(Extracted data entries)
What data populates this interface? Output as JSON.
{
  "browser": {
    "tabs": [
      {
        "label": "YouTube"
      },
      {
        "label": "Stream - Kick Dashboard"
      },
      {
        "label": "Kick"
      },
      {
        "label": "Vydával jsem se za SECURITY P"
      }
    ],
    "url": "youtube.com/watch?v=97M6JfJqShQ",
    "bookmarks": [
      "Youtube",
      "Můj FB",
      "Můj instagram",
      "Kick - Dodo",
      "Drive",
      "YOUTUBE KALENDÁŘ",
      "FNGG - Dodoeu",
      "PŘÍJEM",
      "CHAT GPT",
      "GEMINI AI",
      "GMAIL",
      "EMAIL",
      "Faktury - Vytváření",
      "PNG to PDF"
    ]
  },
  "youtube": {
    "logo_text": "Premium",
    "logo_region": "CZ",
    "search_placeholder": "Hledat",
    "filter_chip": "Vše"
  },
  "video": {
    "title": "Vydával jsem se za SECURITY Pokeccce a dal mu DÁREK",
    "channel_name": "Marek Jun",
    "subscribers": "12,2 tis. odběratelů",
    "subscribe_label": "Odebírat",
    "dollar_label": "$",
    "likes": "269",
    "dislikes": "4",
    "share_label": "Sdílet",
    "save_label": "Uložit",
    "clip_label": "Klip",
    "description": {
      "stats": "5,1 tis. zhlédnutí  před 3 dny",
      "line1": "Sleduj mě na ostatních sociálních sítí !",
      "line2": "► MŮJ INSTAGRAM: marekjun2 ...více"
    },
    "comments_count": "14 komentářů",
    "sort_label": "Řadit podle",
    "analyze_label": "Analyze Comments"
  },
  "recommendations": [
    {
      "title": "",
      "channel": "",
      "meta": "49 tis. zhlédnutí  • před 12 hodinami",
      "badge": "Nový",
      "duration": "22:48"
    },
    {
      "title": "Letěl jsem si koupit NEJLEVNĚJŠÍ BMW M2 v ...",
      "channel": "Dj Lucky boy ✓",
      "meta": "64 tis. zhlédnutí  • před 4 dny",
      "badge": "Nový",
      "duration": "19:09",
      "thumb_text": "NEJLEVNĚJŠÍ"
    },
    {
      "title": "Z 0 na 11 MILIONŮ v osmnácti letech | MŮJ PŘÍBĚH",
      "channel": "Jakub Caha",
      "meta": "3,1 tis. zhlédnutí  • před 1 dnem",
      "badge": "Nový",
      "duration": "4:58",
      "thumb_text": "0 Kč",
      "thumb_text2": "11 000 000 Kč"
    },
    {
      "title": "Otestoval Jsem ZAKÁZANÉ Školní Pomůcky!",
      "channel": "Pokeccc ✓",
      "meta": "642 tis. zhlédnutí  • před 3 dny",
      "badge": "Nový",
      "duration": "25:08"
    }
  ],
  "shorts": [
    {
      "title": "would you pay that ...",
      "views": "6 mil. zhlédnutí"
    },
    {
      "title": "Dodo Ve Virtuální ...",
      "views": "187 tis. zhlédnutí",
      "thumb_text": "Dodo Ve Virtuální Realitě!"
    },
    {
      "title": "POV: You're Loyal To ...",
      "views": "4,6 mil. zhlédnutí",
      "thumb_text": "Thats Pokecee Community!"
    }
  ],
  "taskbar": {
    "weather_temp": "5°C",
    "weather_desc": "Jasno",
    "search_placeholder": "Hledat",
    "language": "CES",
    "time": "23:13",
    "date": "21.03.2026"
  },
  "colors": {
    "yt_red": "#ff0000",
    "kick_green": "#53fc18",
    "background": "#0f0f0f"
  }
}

Exercise: From the listing above, report the number of lines containing the string "title", without any accompanying remarks.

Answer to the exercise: 8